Records from a collection of figures:
____
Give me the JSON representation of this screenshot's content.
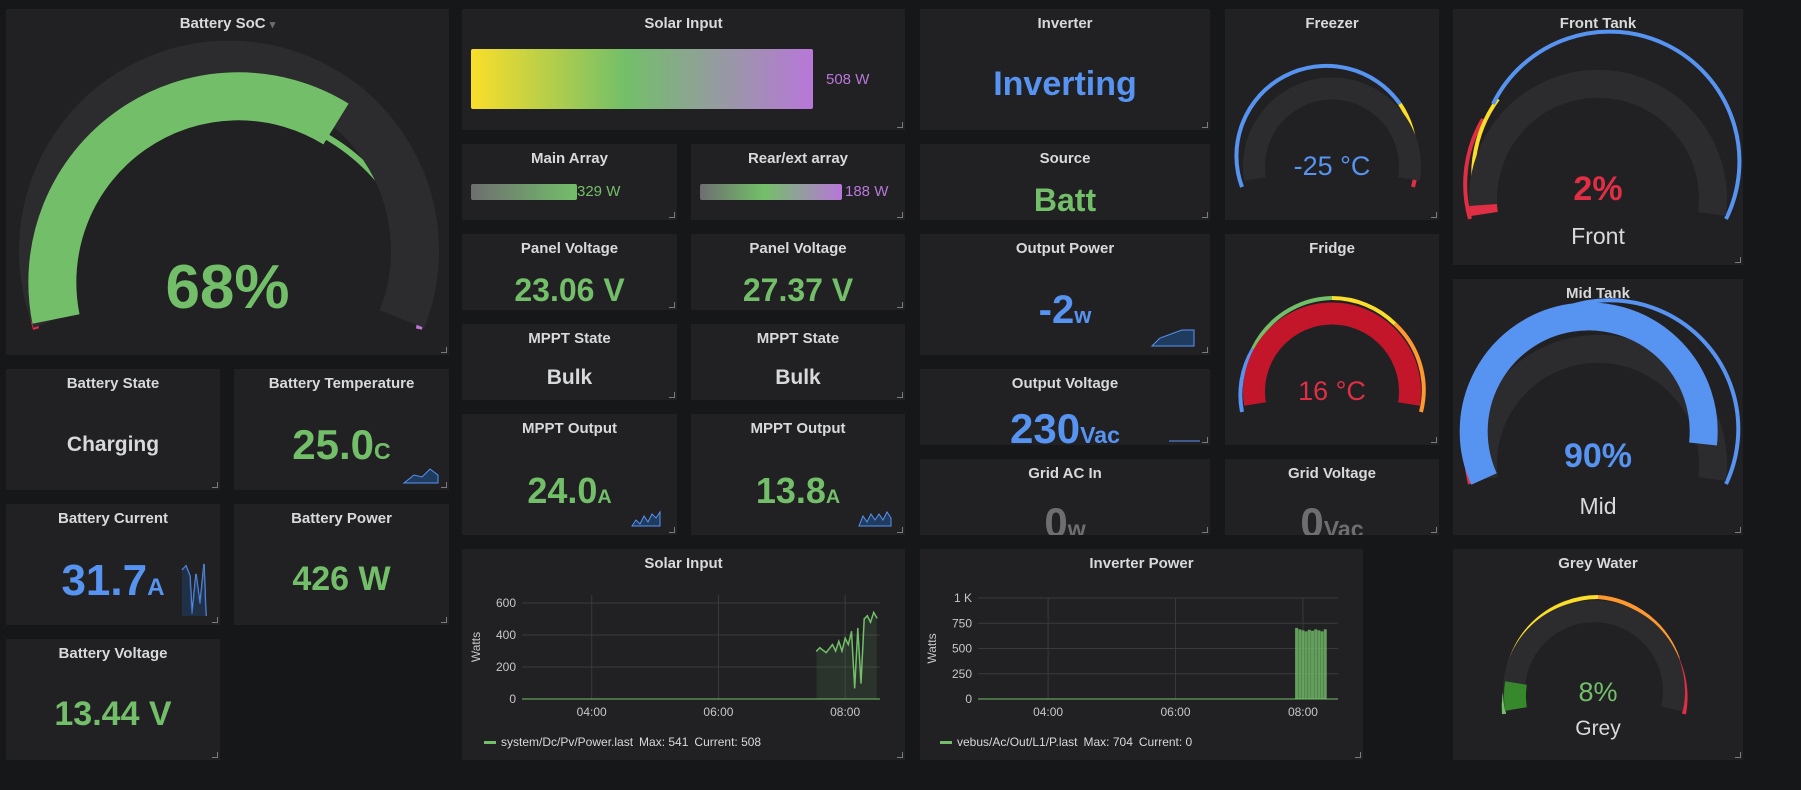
{
  "battery_soc": {
    "title": "Battery SoC",
    "value": "68%",
    "level": 68
  },
  "solar_input": {
    "title": "Solar Input",
    "value": "508 W",
    "level_fraction": 0.95
  },
  "inverter": {
    "title": "Inverter",
    "value": "Inverting"
  },
  "freezer": {
    "title": "Freezer",
    "value": "-25 °C"
  },
  "front_tank": {
    "title": "Front Tank",
    "value": "2%",
    "label": "Front",
    "level": 2
  },
  "main_array": {
    "title": "Main Array",
    "value": "329 W"
  },
  "rear_array": {
    "title": "Rear/ext array",
    "value": "188 W"
  },
  "source": {
    "title": "Source",
    "value": "Batt"
  },
  "panel_voltage_1": {
    "title": "Panel Voltage",
    "value": "23.06 V"
  },
  "panel_voltage_2": {
    "title": "Panel Voltage",
    "value": "27.37 V"
  },
  "output_power": {
    "title": "Output Power",
    "value": "-2",
    "unit": "w"
  },
  "fridge": {
    "title": "Fridge",
    "value": "16 °C"
  },
  "mppt_state_1": {
    "title": "MPPT State",
    "value": "Bulk"
  },
  "mppt_state_2": {
    "title": "MPPT State",
    "value": "Bulk"
  },
  "mid_tank": {
    "title": "Mid Tank",
    "value": "90%",
    "label": "Mid",
    "level": 90
  },
  "battery_state": {
    "title": "Battery State",
    "value": "Charging"
  },
  "battery_temp": {
    "title": "Battery Temperature",
    "value": "25.0",
    "unit": "C"
  },
  "output_voltage": {
    "title": "Output Voltage",
    "value": "230",
    "unit": "Vac"
  },
  "mppt_output_1": {
    "title": "MPPT Output",
    "value": "24.0",
    "unit": "A"
  },
  "mppt_output_2": {
    "title": "MPPT Output",
    "value": "13.8",
    "unit": "A"
  },
  "grid_ac_in": {
    "title": "Grid AC In",
    "value": "0",
    "unit": "w"
  },
  "grid_voltage": {
    "title": "Grid Voltage",
    "value": "0",
    "unit": "Vac"
  },
  "battery_current": {
    "title": "Battery Current",
    "value": "31.7",
    "unit": "A"
  },
  "battery_power": {
    "title": "Battery Power",
    "value": "426 W"
  },
  "battery_voltage": {
    "title": "Battery Voltage",
    "value": "13.44 V"
  },
  "grey_water": {
    "title": "Grey Water",
    "value": "8%",
    "label": "Grey",
    "level": 8
  },
  "colors": {
    "green": "#73bf69",
    "blue": "#5794f2",
    "red": "#e02f44",
    "purple": "#b877d9",
    "yellow": "#fade2a",
    "orange": "#ff9830",
    "panel": "#212124",
    "bg": "#161719"
  },
  "chart_data": [
    {
      "type": "line",
      "title": "Solar Input",
      "ylabel": "Watts",
      "y_ticks": [
        "0",
        "200",
        "400",
        "600"
      ],
      "x_ticks": [
        "04:00",
        "06:00",
        "08:00"
      ],
      "ylim": [
        0,
        650
      ],
      "legend": {
        "series": "system/Dc/Pv/Power.last",
        "max": "Max: 541",
        "current": "Current: 508"
      },
      "series": [
        {
          "name": "system/Dc/Pv/Power.last",
          "x": [
            7.55,
            7.6,
            7.7,
            7.8,
            7.85,
            7.9,
            7.95,
            8.0,
            8.05,
            8.1,
            8.15,
            8.2,
            8.25,
            8.3,
            8.35,
            8.4,
            8.45,
            8.5
          ],
          "values": [
            300,
            320,
            290,
            340,
            300,
            360,
            300,
            380,
            340,
            420,
            70,
            440,
            100,
            500,
            520,
            480,
            541,
            508
          ]
        }
      ]
    },
    {
      "type": "bar",
      "title": "Inverter Power",
      "ylabel": "Watts",
      "y_ticks": [
        "0",
        "250",
        "500",
        "750",
        "1 K"
      ],
      "x_ticks": [
        "04:00",
        "06:00",
        "08:00"
      ],
      "ylim": [
        0,
        1000
      ],
      "legend": {
        "series": "vebus/Ac/Out/L1/P.last",
        "max": "Max: 704",
        "current": "Current: 0"
      },
      "series": [
        {
          "name": "vebus/Ac/Out/L1/P.last",
          "x": [
            7.9,
            7.95,
            8.0,
            8.05,
            8.1,
            8.15,
            8.2,
            8.25,
            8.3,
            8.35
          ],
          "values": [
            704,
            690,
            680,
            670,
            685,
            675,
            690,
            680,
            670,
            690
          ]
        }
      ]
    }
  ]
}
____
Identify the lines in the records above that contain the word "name", then state how many there are and nothing more.

2